__Your instructions__. Please update the records below by changing every "text-line" to "text-row" and keeping everything else the same.

__Records for the task__.
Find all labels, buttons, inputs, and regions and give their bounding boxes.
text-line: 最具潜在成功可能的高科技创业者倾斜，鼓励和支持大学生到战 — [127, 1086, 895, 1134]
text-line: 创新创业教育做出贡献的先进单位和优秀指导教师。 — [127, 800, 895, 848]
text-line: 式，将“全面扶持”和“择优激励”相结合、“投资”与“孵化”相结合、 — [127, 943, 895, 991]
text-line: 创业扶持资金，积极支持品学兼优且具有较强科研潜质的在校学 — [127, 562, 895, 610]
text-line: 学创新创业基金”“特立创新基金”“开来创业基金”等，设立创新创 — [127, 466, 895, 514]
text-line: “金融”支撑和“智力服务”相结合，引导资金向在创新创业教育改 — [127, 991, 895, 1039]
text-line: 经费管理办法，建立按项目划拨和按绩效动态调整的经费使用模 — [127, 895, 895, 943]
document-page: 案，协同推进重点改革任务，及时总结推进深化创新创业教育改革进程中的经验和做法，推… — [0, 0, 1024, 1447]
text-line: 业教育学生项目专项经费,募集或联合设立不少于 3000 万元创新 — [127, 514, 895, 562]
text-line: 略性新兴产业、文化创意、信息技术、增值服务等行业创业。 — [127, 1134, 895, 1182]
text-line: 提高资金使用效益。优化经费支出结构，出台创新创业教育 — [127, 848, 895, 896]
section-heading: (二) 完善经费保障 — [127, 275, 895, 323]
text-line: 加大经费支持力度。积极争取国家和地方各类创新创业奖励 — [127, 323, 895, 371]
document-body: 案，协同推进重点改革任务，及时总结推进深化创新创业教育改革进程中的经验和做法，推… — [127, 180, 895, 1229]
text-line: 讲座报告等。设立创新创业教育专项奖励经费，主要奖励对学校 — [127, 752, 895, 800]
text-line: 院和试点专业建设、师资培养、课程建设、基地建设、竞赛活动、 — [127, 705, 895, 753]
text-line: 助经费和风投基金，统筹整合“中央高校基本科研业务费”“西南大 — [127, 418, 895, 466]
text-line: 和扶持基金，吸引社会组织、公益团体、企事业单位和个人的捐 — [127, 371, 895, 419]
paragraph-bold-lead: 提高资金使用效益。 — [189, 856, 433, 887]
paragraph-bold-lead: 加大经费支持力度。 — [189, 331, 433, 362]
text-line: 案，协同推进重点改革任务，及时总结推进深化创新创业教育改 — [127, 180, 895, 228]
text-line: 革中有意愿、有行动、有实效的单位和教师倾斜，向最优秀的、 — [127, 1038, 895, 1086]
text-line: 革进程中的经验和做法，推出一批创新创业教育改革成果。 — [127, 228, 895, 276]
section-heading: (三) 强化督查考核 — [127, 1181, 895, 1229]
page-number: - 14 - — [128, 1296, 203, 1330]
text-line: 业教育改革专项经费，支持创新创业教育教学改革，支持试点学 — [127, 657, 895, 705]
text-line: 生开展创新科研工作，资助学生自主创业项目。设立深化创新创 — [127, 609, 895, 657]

__Finished exercise__.
Find all labels, buttons, inputs, and regions and give their bounding boxes.
text-row: 最具潜在成功可能的高科技创业者倾斜，鼓励和支持大学生到战 — [127, 1086, 895, 1134]
text-row: 创新创业教育做出贡献的先进单位和优秀指导教师。 — [127, 800, 895, 848]
text-row: 式，将“全面扶持”和“择优激励”相结合、“投资”与“孵化”相结合、 — [127, 943, 895, 991]
text-row: 创业扶持资金，积极支持品学兼优且具有较强科研潜质的在校学 — [127, 562, 895, 610]
text-row: 学创新创业基金”“特立创新基金”“开来创业基金”等，设立创新创 — [127, 466, 895, 514]
text-row: “金融”支撑和“智力服务”相结合，引导资金向在创新创业教育改 — [127, 991, 895, 1039]
text-row: 经费管理办法，建立按项目划拨和按绩效动态调整的经费使用模 — [127, 895, 895, 943]
document-page: 案，协同推进重点改革任务，及时总结推进深化创新创业教育改革进程中的经验和做法，推… — [0, 0, 1024, 1447]
text-row: 业教育学生项目专项经费,募集或联合设立不少于 3000 万元创新 — [127, 514, 895, 562]
text-row: 略性新兴产业、文化创意、信息技术、增值服务等行业创业。 — [127, 1134, 895, 1182]
text-row: 提高资金使用效益。优化经费支出结构，出台创新创业教育 — [127, 848, 895, 896]
section-heading: (二) 完善经费保障 — [127, 275, 895, 323]
text-row: 加大经费支持力度。积极争取国家和地方各类创新创业奖励 — [127, 323, 895, 371]
document-body: 案，协同推进重点改革任务，及时总结推进深化创新创业教育改革进程中的经验和做法，推… — [127, 180, 895, 1229]
text-row: 讲座报告等。设立创新创业教育专项奖励经费，主要奖励对学校 — [127, 752, 895, 800]
text-row: 院和试点专业建设、师资培养、课程建设、基地建设、竞赛活动、 — [127, 705, 895, 753]
text-row: 助经费和风投基金，统筹整合“中央高校基本科研业务费”“西南大 — [127, 418, 895, 466]
text-row: 和扶持基金，吸引社会组织、公益团体、企事业单位和个人的捐 — [127, 371, 895, 419]
paragraph-bold-lead: 提高资金使用效益。 — [189, 856, 433, 887]
paragraph-bold-lead: 加大经费支持力度。 — [189, 331, 433, 362]
text-row: 案，协同推进重点改革任务，及时总结推进深化创新创业教育改 — [127, 180, 895, 228]
text-row: 革中有意愿、有行动、有实效的单位和教师倾斜，向最优秀的、 — [127, 1038, 895, 1086]
text-row: 革进程中的经验和做法，推出一批创新创业教育改革成果。 — [127, 228, 895, 276]
section-heading: (三) 强化督查考核 — [127, 1181, 895, 1229]
page-number: - 14 - — [128, 1296, 203, 1330]
text-row: 业教育改革专项经费，支持创新创业教育教学改革，支持试点学 — [127, 657, 895, 705]
text-row: 生开展创新科研工作，资助学生自主创业项目。设立深化创新创 — [127, 609, 895, 657]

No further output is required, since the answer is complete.